### SUPPLIED DATA
━━━

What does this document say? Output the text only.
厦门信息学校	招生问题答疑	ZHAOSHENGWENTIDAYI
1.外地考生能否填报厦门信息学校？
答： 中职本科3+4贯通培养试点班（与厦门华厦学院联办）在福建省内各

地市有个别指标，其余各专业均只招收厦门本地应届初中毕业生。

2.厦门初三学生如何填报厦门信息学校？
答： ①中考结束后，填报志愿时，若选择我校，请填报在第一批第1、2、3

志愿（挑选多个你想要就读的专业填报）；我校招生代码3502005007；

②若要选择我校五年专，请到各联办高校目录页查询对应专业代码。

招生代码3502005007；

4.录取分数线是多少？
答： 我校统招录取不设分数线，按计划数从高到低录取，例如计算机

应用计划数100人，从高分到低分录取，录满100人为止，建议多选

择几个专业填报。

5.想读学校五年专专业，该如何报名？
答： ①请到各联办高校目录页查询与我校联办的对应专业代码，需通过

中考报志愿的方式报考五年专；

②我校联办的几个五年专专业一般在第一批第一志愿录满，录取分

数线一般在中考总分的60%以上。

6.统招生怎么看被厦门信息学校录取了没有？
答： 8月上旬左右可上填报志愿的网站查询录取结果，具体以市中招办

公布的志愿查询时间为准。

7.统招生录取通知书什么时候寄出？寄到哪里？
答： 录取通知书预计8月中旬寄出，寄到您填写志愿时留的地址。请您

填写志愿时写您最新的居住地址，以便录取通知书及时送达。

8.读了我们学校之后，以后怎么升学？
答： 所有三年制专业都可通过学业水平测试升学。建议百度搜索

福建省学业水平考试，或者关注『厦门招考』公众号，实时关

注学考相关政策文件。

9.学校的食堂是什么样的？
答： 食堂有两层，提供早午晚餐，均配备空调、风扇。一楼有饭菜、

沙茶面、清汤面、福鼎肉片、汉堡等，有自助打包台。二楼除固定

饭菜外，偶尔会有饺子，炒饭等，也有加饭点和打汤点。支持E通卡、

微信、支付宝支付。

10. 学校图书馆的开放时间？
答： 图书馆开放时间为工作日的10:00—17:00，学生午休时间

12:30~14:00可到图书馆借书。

━━━

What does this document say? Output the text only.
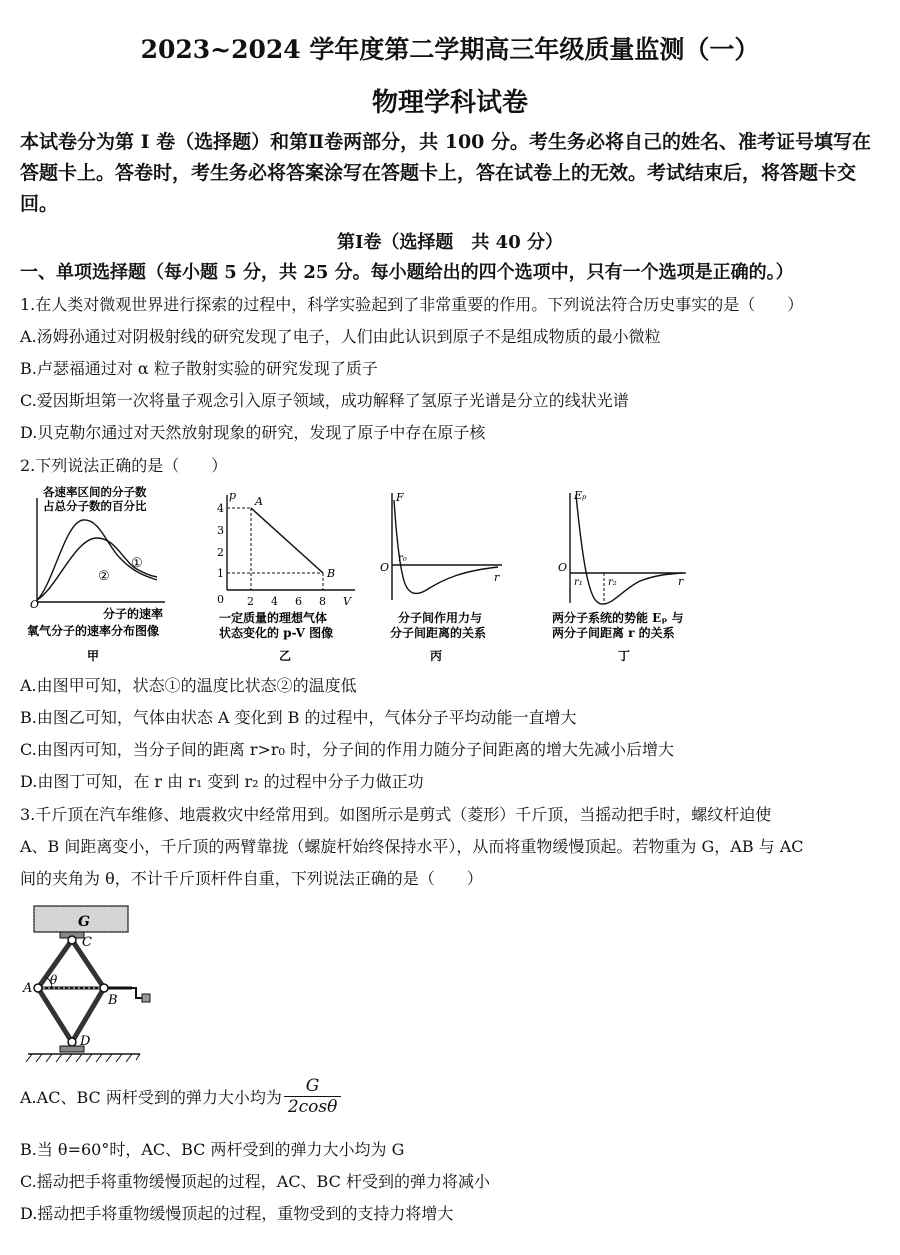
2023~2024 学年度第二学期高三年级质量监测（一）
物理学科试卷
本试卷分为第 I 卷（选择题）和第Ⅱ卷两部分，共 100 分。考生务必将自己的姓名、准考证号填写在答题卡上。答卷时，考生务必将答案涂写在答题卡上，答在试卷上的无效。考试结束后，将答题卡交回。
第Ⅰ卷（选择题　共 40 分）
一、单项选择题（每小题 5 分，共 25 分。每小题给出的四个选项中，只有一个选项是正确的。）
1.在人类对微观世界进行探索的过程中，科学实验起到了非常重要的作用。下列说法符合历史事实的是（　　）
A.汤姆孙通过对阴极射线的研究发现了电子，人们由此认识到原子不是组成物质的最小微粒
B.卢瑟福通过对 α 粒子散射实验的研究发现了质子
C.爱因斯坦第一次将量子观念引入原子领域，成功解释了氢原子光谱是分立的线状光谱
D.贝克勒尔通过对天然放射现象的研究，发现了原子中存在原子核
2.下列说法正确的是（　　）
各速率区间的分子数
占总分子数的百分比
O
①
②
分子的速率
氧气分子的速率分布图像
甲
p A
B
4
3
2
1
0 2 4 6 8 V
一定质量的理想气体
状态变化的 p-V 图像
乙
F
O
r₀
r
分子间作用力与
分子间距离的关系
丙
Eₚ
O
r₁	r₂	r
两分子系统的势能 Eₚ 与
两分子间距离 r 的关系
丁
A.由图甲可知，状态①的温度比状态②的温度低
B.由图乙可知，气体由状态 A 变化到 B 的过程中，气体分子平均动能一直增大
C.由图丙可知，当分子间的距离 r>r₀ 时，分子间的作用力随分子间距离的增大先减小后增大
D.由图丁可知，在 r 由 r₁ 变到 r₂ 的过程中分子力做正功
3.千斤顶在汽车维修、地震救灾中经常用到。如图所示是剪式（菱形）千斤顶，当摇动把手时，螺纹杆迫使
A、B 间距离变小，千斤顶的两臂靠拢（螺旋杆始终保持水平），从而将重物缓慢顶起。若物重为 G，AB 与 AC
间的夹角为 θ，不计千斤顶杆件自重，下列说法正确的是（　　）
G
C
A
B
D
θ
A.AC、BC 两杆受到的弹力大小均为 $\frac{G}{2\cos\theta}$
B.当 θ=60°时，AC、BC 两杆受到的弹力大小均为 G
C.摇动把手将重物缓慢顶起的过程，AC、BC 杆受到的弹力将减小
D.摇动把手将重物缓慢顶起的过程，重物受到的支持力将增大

━━━

Search the data for "两杆受到的弹力大小均为". Copy every matching line.

### THE OUTPUT
A.AC、BC 两杆受到的弹力大小均为 $\frac{G}{2\cos\theta}$
B.当 θ=60°时，AC、BC 两杆受到的弹力大小均为 G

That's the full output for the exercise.